**WHAT THE TASK REQUIRES**. Your response must be made up of each line in the data below that contains the string "Street".

[Dataset entries for page text]
◆ ◆ ◆ ◆ ◆ ◆ ◆

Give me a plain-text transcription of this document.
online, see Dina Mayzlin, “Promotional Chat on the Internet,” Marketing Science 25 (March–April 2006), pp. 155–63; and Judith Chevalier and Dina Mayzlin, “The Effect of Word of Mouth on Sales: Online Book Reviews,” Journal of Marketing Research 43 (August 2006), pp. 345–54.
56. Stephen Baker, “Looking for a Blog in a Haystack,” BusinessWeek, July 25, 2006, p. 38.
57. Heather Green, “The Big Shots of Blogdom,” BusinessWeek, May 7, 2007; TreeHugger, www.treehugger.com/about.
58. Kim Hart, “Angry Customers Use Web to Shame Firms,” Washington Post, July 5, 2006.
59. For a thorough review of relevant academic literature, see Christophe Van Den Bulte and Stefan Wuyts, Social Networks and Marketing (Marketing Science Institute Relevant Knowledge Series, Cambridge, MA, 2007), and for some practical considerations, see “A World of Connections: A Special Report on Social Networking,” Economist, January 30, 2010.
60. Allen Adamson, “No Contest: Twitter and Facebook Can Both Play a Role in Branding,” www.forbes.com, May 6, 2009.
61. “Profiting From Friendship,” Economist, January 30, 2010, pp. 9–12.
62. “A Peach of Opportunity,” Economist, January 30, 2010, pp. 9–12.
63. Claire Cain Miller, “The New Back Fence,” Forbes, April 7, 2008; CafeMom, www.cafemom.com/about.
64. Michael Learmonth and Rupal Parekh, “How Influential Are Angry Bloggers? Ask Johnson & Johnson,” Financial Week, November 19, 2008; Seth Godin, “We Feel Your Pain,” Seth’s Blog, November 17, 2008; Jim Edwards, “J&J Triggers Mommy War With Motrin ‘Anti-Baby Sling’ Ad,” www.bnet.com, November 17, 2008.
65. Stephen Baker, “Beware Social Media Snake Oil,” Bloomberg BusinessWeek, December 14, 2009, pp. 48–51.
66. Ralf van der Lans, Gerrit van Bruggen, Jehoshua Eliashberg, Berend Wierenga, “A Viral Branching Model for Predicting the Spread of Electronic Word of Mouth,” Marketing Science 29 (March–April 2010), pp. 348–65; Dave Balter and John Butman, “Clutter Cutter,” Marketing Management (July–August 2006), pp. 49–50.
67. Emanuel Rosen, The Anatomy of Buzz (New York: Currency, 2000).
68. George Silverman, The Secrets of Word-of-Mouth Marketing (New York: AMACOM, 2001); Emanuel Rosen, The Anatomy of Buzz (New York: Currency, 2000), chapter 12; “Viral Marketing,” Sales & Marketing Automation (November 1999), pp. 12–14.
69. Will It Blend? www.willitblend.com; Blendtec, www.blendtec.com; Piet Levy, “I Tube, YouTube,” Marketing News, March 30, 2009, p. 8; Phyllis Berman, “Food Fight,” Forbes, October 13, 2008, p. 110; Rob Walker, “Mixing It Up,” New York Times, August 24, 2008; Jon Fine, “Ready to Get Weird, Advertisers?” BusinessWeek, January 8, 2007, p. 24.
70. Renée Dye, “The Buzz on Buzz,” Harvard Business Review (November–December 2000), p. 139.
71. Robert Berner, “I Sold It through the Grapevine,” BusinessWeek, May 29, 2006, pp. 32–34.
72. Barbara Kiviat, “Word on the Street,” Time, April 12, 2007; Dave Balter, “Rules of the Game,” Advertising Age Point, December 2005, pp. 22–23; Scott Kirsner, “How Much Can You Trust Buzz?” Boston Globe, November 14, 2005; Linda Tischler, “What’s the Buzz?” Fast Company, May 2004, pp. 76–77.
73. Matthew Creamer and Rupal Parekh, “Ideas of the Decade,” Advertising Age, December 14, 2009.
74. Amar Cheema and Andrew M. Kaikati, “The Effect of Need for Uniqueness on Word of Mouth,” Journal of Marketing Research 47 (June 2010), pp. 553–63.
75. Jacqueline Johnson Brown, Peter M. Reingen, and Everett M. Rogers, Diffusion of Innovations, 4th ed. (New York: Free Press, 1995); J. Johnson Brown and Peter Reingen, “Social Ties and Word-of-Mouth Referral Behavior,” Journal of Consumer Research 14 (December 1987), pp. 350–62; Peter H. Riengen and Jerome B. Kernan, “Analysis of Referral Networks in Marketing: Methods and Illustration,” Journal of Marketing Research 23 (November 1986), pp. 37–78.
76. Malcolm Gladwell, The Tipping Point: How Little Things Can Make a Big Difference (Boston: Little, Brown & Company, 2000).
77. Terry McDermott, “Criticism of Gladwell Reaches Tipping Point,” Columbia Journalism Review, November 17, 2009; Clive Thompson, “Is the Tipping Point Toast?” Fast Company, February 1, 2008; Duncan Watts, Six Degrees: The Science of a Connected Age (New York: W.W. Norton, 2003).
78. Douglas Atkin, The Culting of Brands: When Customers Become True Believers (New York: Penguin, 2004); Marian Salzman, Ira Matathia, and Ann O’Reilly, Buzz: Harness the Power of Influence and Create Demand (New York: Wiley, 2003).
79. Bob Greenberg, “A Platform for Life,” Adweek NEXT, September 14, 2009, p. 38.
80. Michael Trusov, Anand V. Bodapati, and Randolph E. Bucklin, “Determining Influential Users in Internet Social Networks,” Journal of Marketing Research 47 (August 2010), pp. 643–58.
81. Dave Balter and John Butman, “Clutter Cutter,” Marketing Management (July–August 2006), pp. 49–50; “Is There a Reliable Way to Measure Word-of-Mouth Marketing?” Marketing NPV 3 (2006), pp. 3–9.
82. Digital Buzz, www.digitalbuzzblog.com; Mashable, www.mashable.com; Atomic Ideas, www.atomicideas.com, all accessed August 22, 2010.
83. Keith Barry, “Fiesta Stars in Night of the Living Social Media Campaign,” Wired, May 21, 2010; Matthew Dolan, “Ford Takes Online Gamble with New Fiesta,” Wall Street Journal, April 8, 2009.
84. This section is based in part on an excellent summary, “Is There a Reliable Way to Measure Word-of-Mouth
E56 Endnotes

◆ ◆ ◆ ◆ ◆ ◆ ◆

**COMPLETED TASK**.
72. Barbara Kiviat, “Word on the Street,” Time, April 12, 2007; Dave Balter, “Rules of the Game,” Advertising Age Point, December 2005, pp. 22–23; Scott Kirsner, “How Much Can You Trust Buzz?” Boston Globe, November 14, 2005; Linda Tischler, “What’s the Buzz?” Fast Company, May 2004, pp. 76–77.
83. Keith Barry, “Fiesta Stars in Night of the Living Social Media Campaign,” Wired, May 21, 2010; Matthew Dolan, “Ford Takes Online Gamble with New Fiesta,” Wall Street Journal, April 8, 2009.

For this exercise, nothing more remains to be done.